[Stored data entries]
========================================================================
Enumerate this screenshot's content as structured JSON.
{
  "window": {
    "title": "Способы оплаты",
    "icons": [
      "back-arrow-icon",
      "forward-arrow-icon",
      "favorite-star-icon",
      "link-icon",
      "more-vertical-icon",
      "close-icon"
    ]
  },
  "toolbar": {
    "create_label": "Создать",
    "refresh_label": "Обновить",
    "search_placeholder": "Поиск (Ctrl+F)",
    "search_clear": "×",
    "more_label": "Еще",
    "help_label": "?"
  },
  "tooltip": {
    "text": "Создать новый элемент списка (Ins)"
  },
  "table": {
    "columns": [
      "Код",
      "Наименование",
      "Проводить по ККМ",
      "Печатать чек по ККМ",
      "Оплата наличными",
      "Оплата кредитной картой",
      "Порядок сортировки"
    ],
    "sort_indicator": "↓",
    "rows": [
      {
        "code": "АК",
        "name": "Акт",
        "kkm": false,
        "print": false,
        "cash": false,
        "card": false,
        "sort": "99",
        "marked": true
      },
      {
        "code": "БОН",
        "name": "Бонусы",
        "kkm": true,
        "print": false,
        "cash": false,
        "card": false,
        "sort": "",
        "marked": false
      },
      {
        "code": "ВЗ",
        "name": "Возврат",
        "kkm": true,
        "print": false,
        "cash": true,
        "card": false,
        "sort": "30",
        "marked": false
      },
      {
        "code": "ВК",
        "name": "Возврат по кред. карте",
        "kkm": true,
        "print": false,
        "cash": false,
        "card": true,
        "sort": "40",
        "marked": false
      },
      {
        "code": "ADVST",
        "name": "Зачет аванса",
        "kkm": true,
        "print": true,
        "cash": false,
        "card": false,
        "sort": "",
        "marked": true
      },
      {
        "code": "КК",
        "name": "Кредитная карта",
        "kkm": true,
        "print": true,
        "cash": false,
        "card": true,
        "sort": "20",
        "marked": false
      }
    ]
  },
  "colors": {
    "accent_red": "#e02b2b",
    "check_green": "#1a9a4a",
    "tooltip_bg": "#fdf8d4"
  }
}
========================================================================
## EXERCISE PROMPT
Check each line of the records for "code" and copy the ones that contain it.

## SOLUTION BELOW
        "code": "АК",
        "code": "БОН",
        "code": "ВЗ",
        "code": "ВК",
        "code": "ADVST",
        "code": "КК",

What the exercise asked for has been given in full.